Work instructions:
Restate each of the lines given below, word for word.

━━━━━━━━

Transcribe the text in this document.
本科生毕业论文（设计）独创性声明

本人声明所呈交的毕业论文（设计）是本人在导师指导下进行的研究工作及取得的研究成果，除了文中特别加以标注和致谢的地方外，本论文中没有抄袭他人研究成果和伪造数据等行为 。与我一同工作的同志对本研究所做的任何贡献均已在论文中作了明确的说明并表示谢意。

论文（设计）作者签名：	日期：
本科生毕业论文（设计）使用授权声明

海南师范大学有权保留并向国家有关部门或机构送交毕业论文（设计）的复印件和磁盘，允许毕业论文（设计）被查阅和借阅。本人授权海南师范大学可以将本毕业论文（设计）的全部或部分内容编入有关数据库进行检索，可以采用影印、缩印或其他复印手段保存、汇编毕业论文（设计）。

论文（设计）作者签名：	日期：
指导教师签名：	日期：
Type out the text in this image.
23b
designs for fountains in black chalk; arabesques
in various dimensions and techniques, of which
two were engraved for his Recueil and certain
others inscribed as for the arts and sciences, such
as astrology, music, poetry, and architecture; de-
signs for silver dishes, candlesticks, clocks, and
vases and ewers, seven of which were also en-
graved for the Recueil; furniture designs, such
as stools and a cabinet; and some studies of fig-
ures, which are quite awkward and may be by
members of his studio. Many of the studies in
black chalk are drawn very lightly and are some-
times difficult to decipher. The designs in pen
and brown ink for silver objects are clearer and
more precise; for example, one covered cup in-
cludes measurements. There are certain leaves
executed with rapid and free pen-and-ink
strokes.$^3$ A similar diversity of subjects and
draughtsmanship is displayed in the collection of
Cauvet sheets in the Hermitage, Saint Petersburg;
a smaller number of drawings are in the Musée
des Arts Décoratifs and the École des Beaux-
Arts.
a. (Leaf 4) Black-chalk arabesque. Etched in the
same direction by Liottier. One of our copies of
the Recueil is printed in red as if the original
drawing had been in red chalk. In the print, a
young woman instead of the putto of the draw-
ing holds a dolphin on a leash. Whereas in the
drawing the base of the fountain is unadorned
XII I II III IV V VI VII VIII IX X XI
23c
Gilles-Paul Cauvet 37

━━━━━━━━

Problem solution:
Transcribe the text in this document.
本科生毕业论文（设计）独创性声明

本人声明所呈交的毕业论文（设计）是本人在导师指导下进行的研究工作及取得的研究成果，除了文中特别加以标注和致谢的地方外，本论文中没有抄袭他人研究成果和伪造数据等行为 。与我一同工作的同志对本研究所做的任何贡献均已在论文中作了明确的说明并表示谢意。

论文（设计）作者签名：	日期：
本科生毕业论文（设计）使用授权声明

海南师范大学有权保留并向国家有关部门或机构送交毕业论文（设计）的复印件和磁盘，允许毕业论文（设计）被查阅和借阅。本人授权海南师范大学可以将本毕业论文（设计）的全部或部分内容编入有关数据库进行检索，可以采用影印、缩印或其他复印手段保存、汇编毕业论文（设计）。

论文（设计）作者签名：	日期：
指导教师签名：	日期：
Type out the text in this image.
23b
designs for fountains in black chalk; arabesques
in various dimensions and techniques, of which
two were engraved for his Recueil and certain
others inscribed as for the arts and sciences, such
as astrology, music, poetry, and architecture; de-
signs for silver dishes, candlesticks, clocks, and
vases and ewers, seven of which were also en-
graved for the Recueil; furniture designs, such
as stools and a cabinet; and some studies of fig-
ures, which are quite awkward and may be by
members of his studio. Many of the studies in
black chalk are drawn very lightly and are some-
times difficult to decipher. The designs in pen
and brown ink for silver objects are clearer and
more precise; for example, one covered cup in-
cludes measurements. There are certain leaves
executed with rapid and free pen-and-ink
strokes.$^3$ A similar diversity of subjects and
draughtsmanship is displayed in the collection of
Cauvet sheets in the Hermitage, Saint Petersburg;
a smaller number of drawings are in the Musée
des Arts Décoratifs and the École des Beaux-
Arts.
a. (Leaf 4) Black-chalk arabesque. Etched in the
same direction by Liottier. One of our copies of
the Recueil is printed in red as if the original
drawing had been in red chalk. In the print, a
young woman instead of the putto of the draw-
ing holds a dolphin on a leash. Whereas in the
drawing the base of the fountain is unadorned
XII I II III IV V VI VII VIII IX X XI
23c
Gilles-Paul Cauvet 37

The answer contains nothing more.